__EXERCISE__
Below is a block of data; give all of it again word for word.

__DATA FOR THIS TASK__
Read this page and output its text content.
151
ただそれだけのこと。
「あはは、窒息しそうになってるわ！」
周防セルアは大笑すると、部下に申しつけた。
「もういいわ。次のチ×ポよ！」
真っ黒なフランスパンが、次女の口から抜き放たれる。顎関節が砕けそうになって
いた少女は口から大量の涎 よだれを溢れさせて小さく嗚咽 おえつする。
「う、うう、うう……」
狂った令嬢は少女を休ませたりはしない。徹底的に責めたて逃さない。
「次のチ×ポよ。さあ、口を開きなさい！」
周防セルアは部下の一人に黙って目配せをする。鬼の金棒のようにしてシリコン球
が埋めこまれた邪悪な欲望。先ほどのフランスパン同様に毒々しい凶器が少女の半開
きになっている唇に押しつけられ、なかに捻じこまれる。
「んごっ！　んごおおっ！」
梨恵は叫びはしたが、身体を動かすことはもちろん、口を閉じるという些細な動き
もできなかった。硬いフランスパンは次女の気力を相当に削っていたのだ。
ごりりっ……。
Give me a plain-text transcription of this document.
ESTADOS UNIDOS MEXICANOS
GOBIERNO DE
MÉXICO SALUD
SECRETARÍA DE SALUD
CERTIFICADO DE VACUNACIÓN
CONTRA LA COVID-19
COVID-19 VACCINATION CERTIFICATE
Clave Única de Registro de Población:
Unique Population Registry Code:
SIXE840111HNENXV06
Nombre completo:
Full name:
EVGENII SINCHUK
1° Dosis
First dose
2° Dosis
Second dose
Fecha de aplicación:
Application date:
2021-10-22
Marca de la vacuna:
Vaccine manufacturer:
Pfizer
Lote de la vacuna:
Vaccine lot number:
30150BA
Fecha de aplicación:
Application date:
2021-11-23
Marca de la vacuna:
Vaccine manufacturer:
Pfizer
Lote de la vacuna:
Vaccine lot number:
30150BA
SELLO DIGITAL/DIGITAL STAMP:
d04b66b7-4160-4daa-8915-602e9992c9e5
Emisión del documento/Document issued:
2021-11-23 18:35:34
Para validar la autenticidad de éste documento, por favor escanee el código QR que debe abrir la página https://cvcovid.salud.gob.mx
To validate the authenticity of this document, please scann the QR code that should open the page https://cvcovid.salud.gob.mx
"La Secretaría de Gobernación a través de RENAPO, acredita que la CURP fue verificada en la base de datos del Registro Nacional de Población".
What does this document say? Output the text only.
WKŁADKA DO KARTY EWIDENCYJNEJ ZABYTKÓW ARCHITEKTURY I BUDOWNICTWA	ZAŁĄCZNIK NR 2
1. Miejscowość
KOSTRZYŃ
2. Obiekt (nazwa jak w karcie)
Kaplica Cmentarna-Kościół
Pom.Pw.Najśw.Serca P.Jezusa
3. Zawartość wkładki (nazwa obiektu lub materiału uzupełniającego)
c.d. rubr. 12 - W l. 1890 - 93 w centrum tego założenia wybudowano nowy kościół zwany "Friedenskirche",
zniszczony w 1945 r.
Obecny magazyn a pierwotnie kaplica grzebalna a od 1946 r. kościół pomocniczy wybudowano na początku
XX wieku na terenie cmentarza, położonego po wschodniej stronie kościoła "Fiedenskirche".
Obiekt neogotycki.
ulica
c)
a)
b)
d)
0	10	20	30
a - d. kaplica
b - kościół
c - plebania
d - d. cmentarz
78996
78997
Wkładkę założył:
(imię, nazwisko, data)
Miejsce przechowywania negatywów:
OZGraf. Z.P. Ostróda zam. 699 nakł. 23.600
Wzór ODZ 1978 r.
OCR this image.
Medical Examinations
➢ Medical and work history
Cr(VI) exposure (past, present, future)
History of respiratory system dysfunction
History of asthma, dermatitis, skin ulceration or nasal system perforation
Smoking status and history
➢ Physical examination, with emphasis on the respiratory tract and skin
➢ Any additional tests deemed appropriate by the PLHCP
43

__FULL RESPONSE__
Read this page and output its text content.
151
ただそれだけのこと。
「あはは、窒息しそうになってるわ！」
周防セルアは大笑すると、部下に申しつけた。
「もういいわ。次のチ×ポよ！」
真っ黒なフランスパンが、次女の口から抜き放たれる。顎関節が砕けそうになって
いた少女は口から大量の涎 よだれを溢れさせて小さく嗚咽 おえつする。
「う、うう、うう……」
狂った令嬢は少女を休ませたりはしない。徹底的に責めたて逃さない。
「次のチ×ポよ。さあ、口を開きなさい！」
周防セルアは部下の一人に黙って目配せをする。鬼の金棒のようにしてシリコン球
が埋めこまれた邪悪な欲望。先ほどのフランスパン同様に毒々しい凶器が少女の半開
きになっている唇に押しつけられ、なかに捻じこまれる。
「んごっ！　んごおおっ！」
梨恵は叫びはしたが、身体を動かすことはもちろん、口を閉じるという些細な動き
もできなかった。硬いフランスパンは次女の気力を相当に削っていたのだ。
ごりりっ……。
Give me a plain-text transcription of this document.
ESTADOS UNIDOS MEXICANOS
GOBIERNO DE
MÉXICO SALUD
SECRETARÍA DE SALUD
CERTIFICADO DE VACUNACIÓN
CONTRA LA COVID-19
COVID-19 VACCINATION CERTIFICATE
Clave Única de Registro de Población:
Unique Population Registry Code:
SIXE840111HNENXV06
Nombre completo:
Full name:
EVGENII SINCHUK
1° Dosis
First dose
2° Dosis
Second dose
Fecha de aplicación:
Application date:
2021-10-22
Marca de la vacuna:
Vaccine manufacturer:
Pfizer
Lote de la vacuna:
Vaccine lot number:
30150BA
Fecha de aplicación:
Application date:
2021-11-23
Marca de la vacuna:
Vaccine manufacturer:
Pfizer
Lote de la vacuna:
Vaccine lot number:
30150BA
SELLO DIGITAL/DIGITAL STAMP:
d04b66b7-4160-4daa-8915-602e9992c9e5
Emisión del documento/Document issued:
2021-11-23 18:35:34
Para validar la autenticidad de éste documento, por favor escanee el código QR que debe abrir la página https://cvcovid.salud.gob.mx
To validate the authenticity of this document, please scann the QR code that should open the page https://cvcovid.salud.gob.mx
"La Secretaría de Gobernación a través de RENAPO, acredita que la CURP fue verificada en la base de datos del Registro Nacional de Población".
What does this document say? Output the text only.
WKŁADKA DO KARTY EWIDENCYJNEJ ZABYTKÓW ARCHITEKTURY I BUDOWNICTWA	ZAŁĄCZNIK NR 2
1. Miejscowość
KOSTRZYŃ
2. Obiekt (nazwa jak w karcie)
Kaplica Cmentarna-Kościół
Pom.Pw.Najśw.Serca P.Jezusa
3. Zawartość wkładki (nazwa obiektu lub materiału uzupełniającego)
c.d. rubr. 12 - W l. 1890 - 93 w centrum tego założenia wybudowano nowy kościół zwany "Friedenskirche",
zniszczony w 1945 r.
Obecny magazyn a pierwotnie kaplica grzebalna a od 1946 r. kościół pomocniczy wybudowano na początku
XX wieku na terenie cmentarza, położonego po wschodniej stronie kościoła "Fiedenskirche".
Obiekt neogotycki.
ulica
c)
a)
b)
d)
0	10	20	30
a - d. kaplica
b - kościół
c - plebania
d - d. cmentarz
78996
78997
Wkładkę założył:
(imię, nazwisko, data)
Miejsce przechowywania negatywów:
OZGraf. Z.P. Ostróda zam. 699 nakł. 23.600
Wzór ODZ 1978 r.
OCR this image.
Medical Examinations
➢ Medical and work history
Cr(VI) exposure (past, present, future)
History of respiratory system dysfunction
History of asthma, dermatitis, skin ulceration or nasal system perforation
Smoking status and history
➢ Physical examination, with emphasis on the respiratory tract and skin
➢ Any additional tests deemed appropriate by the PLHCP
43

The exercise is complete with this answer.